Goal. Only a number is expected: how many lines in the data below contain the word "this".

>> START Supplied records

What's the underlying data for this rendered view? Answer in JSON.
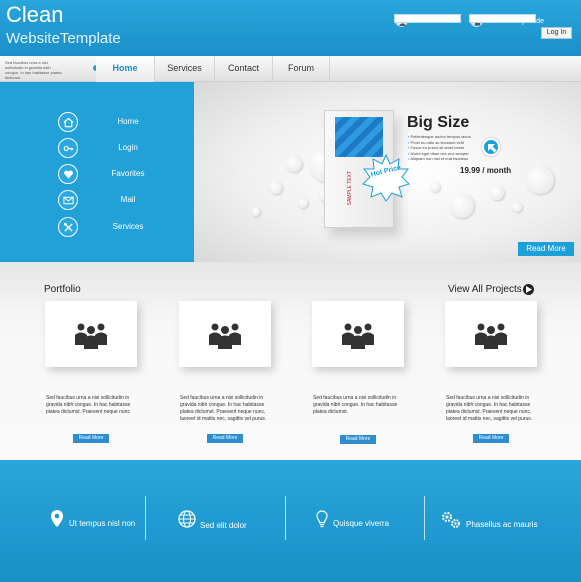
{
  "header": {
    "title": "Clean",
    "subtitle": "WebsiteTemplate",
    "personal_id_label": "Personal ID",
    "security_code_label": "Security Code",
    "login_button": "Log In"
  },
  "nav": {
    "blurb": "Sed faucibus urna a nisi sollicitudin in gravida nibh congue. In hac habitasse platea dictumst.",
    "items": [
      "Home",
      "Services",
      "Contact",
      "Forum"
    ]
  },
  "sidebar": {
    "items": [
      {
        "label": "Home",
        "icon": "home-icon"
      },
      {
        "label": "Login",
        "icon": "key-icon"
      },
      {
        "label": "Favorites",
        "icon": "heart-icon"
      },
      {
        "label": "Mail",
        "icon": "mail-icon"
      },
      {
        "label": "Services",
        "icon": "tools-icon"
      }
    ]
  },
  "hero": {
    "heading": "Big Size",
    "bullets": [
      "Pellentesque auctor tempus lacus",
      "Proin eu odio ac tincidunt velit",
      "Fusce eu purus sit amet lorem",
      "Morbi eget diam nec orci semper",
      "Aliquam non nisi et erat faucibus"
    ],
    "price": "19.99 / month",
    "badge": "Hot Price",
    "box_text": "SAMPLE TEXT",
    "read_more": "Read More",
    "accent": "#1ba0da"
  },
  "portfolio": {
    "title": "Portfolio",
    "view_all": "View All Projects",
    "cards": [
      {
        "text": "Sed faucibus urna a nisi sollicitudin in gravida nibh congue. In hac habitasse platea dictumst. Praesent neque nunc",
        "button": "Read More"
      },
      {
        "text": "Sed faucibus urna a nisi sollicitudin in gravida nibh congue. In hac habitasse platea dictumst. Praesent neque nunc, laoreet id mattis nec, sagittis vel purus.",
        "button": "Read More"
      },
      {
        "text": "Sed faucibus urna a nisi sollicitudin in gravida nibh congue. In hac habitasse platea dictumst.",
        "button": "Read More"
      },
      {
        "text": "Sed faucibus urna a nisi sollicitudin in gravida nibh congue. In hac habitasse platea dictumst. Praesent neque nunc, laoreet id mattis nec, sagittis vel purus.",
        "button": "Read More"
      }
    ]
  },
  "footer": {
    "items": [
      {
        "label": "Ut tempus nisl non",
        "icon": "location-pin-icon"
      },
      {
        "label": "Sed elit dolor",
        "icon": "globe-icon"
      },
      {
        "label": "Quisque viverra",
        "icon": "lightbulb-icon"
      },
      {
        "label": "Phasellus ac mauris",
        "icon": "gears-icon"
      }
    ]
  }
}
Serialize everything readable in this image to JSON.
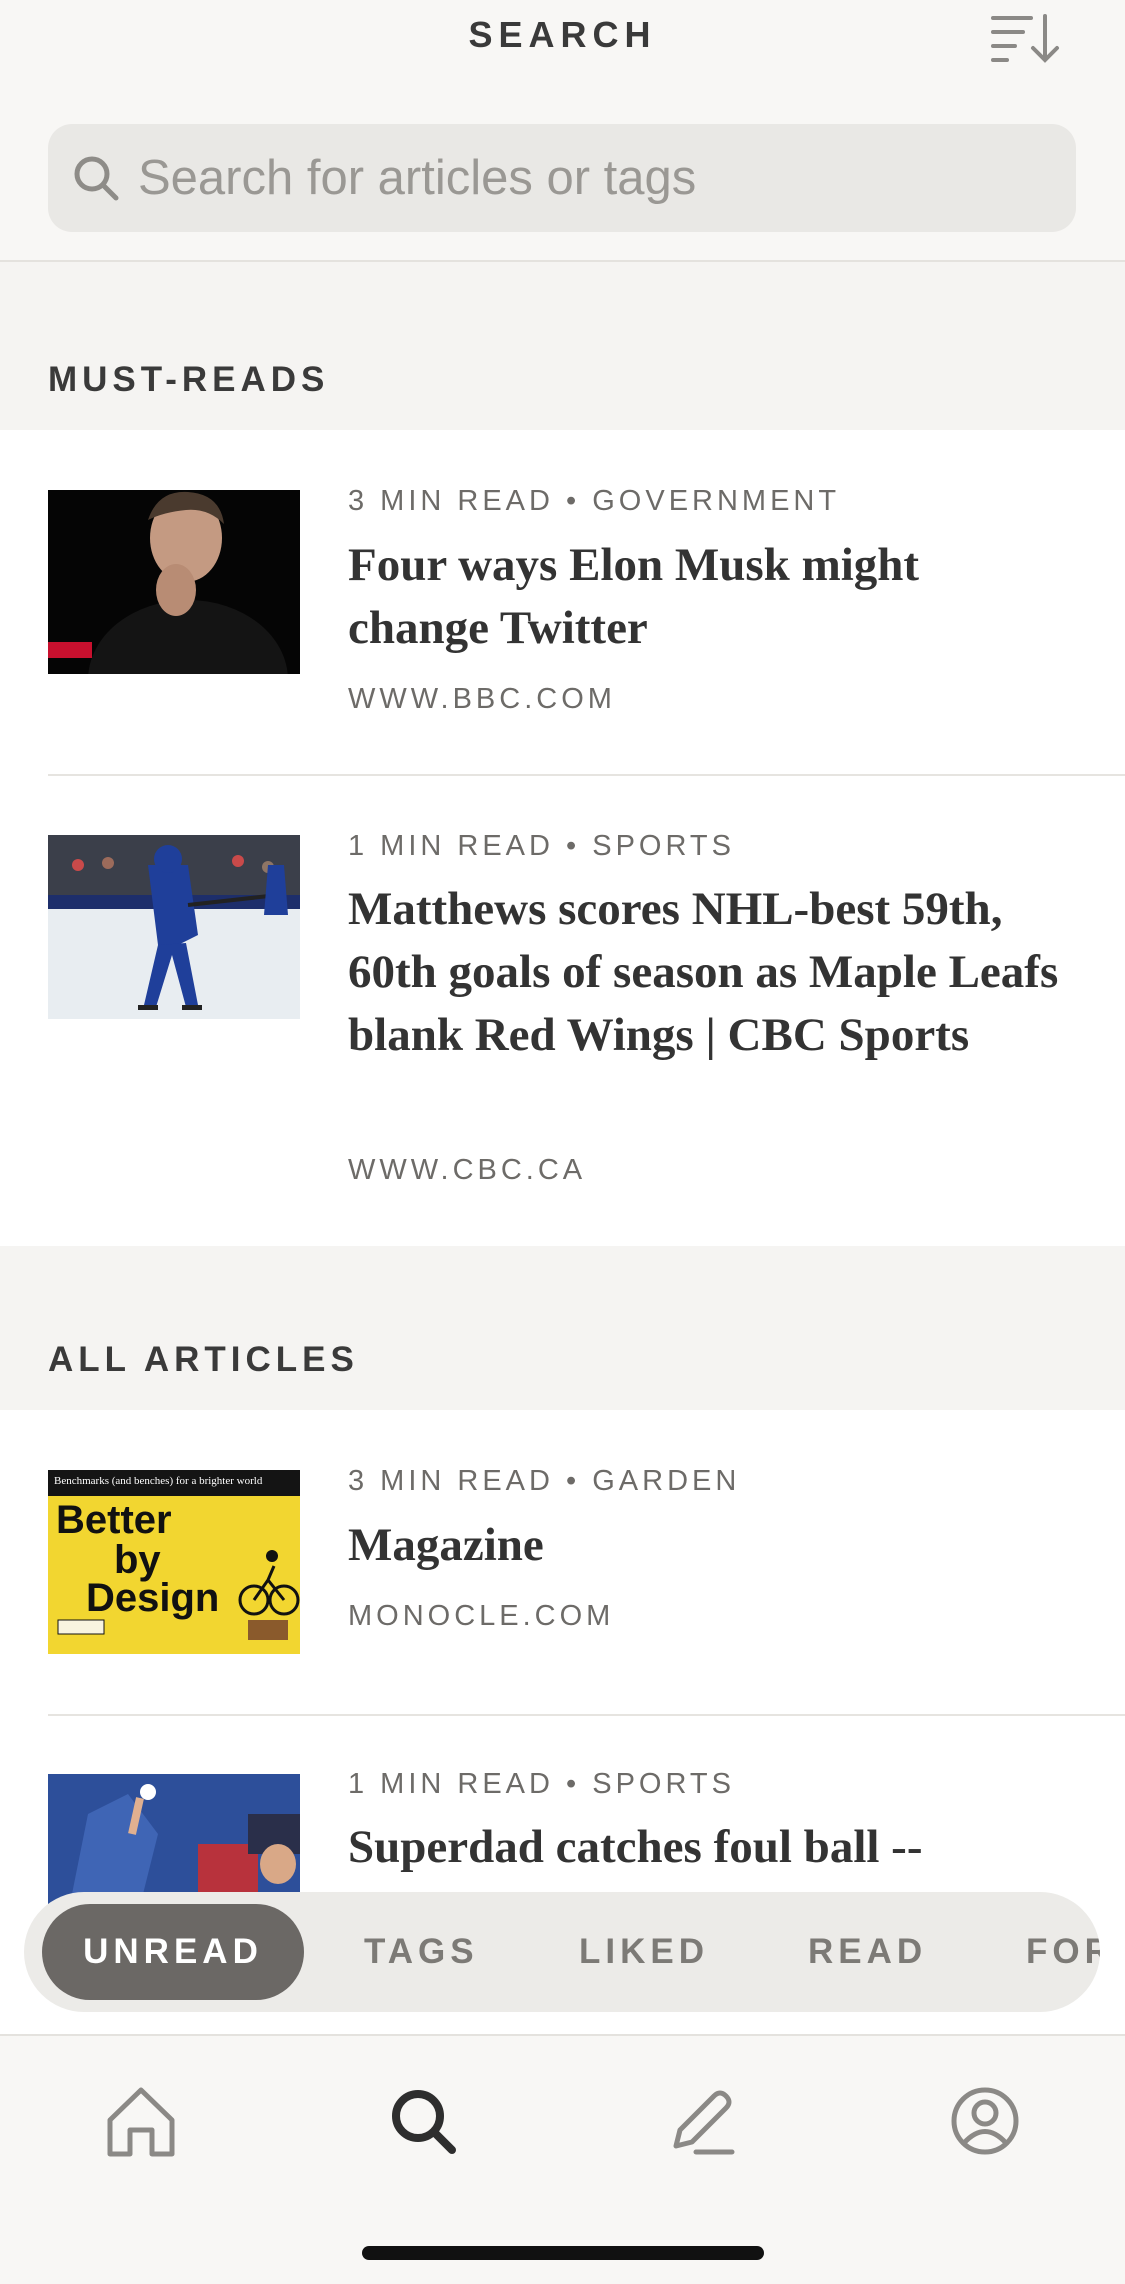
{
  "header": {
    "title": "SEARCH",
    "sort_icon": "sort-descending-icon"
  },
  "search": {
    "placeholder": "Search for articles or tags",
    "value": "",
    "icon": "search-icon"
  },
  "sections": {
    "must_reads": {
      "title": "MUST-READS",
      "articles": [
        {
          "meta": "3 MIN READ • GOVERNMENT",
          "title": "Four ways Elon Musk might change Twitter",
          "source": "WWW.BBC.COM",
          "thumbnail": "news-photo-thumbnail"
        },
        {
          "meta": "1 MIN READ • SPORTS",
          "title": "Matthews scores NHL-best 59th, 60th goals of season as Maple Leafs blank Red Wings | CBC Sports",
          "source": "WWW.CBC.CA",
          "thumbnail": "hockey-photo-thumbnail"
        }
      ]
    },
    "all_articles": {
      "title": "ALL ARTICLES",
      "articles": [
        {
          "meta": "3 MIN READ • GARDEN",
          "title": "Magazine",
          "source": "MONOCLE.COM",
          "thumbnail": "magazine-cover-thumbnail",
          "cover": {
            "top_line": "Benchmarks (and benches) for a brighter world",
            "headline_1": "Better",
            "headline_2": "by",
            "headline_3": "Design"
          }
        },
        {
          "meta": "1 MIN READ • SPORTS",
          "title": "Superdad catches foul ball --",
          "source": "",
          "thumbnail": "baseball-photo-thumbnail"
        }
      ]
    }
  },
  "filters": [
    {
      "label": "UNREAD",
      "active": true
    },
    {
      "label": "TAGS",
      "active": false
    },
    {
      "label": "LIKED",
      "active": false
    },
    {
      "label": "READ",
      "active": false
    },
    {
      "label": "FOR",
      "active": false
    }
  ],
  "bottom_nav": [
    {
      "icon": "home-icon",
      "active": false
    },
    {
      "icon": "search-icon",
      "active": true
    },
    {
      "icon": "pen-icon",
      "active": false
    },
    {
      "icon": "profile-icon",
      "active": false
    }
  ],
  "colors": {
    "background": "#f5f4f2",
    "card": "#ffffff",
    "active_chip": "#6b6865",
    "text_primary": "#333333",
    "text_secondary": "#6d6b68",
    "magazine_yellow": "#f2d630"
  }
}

>> END Supplied records
>> START Supplied records

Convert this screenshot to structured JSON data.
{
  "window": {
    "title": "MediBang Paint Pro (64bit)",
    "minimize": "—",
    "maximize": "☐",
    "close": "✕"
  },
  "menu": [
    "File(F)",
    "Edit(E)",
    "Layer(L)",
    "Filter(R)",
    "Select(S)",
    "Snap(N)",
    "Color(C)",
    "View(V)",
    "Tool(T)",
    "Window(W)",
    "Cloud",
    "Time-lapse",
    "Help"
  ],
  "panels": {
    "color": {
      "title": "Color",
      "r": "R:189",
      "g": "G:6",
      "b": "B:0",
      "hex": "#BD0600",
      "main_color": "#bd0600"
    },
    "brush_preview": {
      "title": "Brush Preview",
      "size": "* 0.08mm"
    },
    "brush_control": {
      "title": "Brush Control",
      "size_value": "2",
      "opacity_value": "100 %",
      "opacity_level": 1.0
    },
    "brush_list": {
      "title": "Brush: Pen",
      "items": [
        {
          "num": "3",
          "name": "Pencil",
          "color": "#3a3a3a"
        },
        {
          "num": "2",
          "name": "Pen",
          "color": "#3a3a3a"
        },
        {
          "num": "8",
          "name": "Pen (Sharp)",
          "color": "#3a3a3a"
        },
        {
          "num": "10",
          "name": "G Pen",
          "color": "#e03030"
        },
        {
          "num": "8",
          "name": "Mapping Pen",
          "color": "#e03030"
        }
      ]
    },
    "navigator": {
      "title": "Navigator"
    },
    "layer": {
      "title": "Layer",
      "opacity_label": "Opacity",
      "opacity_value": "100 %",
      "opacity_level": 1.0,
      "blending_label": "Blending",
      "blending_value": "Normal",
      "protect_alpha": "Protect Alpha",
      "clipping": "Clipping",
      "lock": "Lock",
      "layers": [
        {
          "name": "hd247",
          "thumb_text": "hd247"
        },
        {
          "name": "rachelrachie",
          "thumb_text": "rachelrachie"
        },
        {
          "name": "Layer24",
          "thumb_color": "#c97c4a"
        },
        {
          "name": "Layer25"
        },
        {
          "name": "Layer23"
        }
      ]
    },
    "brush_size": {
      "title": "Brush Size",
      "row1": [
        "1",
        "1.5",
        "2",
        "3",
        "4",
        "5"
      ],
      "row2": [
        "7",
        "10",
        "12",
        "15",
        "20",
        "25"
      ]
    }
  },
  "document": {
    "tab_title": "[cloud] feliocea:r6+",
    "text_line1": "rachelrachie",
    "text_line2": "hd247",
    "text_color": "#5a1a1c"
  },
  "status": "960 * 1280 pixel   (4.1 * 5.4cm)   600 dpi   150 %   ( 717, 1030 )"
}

>> END Supplied records
>> START Supplied records

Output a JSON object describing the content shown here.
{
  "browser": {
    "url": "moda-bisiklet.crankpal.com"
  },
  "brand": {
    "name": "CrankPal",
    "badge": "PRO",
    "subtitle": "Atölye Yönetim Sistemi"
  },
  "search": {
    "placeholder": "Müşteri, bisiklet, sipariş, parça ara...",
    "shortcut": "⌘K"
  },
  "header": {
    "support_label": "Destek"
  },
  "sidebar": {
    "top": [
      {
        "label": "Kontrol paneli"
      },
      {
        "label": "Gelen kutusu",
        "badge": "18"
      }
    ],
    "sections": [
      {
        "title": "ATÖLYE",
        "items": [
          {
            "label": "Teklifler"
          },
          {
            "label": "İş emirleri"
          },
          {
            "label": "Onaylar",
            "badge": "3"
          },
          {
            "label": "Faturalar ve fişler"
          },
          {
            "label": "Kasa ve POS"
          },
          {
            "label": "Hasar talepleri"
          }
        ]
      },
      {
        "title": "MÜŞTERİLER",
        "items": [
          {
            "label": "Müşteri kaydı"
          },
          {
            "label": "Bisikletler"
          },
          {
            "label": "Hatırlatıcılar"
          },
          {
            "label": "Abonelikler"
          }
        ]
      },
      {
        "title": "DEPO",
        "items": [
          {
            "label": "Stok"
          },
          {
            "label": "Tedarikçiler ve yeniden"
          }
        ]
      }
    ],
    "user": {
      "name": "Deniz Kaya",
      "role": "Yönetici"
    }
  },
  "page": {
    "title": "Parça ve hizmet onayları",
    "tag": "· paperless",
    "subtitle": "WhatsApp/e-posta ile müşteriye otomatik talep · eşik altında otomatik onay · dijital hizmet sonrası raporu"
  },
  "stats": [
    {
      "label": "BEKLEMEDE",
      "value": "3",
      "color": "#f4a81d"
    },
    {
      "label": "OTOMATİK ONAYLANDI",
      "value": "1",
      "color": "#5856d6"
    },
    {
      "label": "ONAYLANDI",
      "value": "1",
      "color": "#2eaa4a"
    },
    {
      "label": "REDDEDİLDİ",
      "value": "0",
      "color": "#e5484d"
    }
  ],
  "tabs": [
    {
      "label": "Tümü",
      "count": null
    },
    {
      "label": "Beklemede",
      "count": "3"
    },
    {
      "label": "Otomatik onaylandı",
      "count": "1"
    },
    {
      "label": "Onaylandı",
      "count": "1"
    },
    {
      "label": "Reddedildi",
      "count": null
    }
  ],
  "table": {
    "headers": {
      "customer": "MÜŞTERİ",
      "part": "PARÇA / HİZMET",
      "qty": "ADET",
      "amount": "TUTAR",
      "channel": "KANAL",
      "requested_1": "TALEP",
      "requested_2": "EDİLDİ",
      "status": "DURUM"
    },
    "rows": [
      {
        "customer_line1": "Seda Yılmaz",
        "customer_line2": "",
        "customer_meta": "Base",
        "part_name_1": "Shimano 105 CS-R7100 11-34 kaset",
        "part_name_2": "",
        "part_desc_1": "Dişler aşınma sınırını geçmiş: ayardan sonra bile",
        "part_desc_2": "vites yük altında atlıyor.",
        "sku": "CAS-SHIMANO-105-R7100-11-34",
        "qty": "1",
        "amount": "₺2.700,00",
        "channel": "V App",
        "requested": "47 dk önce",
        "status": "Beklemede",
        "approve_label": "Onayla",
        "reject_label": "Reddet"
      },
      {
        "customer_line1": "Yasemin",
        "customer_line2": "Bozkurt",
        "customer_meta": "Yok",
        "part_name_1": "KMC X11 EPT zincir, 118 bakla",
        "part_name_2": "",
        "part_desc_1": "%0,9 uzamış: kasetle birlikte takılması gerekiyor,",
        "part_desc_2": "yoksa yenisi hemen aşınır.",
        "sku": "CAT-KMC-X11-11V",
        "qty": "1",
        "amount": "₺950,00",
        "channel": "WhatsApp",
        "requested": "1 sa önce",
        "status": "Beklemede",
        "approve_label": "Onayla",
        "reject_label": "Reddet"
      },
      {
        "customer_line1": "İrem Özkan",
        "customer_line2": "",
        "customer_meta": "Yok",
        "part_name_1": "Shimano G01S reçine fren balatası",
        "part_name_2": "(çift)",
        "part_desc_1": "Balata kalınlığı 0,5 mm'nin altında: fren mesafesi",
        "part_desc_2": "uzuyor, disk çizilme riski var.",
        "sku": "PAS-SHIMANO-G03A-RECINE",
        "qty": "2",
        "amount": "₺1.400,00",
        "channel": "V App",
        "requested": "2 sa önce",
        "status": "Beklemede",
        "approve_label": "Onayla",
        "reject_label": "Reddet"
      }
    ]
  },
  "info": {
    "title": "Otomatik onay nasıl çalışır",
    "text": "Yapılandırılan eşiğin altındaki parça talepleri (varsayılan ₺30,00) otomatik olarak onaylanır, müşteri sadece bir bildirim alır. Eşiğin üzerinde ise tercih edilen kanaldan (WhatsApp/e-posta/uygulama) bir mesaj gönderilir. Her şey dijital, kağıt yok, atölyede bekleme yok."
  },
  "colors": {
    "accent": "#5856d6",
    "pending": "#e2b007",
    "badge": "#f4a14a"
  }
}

>> END Supplied records

The response. 3